== WHAT YOU ARE ASKED TO DO ==
Your task is to repeat the entries word for word while leaving out the pictures.

== DATA FOR THIS TASK ==
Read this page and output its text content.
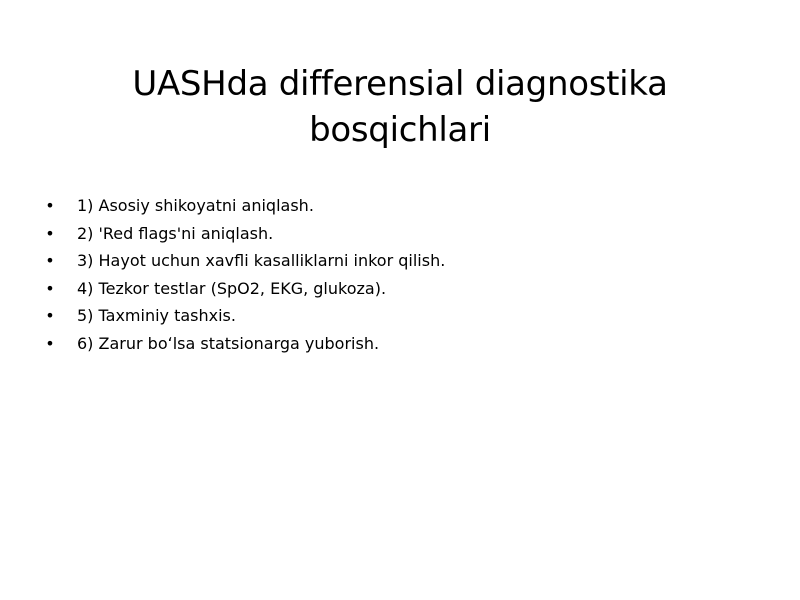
UASHda differensial diagnostika
bosqichlari
• 1) Asosiy shikoyatni aniqlash.
• 2) 'Red flags'ni aniqlash.
• 3) Hayot uchun xavfli kasalliklarni inkor qilish.
• 4) Tezkor testlar (SpO2, EKG, glukoza).
• 5) Taxminiy tashxis.
• 6) Zarur boʻlsa statsionarga yuborish.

== THE REPLY ==
Read this page and output its text content.
UASHda differensial diagnostika
bosqichlari
• 1) Asosiy shikoyatni aniqlash.
• 2) 'Red flags'ni aniqlash.
• 3) Hayot uchun xavfli kasalliklarni inkor qilish.
• 4) Tezkor testlar (SpO2, EKG, glukoza).
• 5) Taxminiy tashxis.
• 6) Zarur boʻlsa statsionarga yuborish.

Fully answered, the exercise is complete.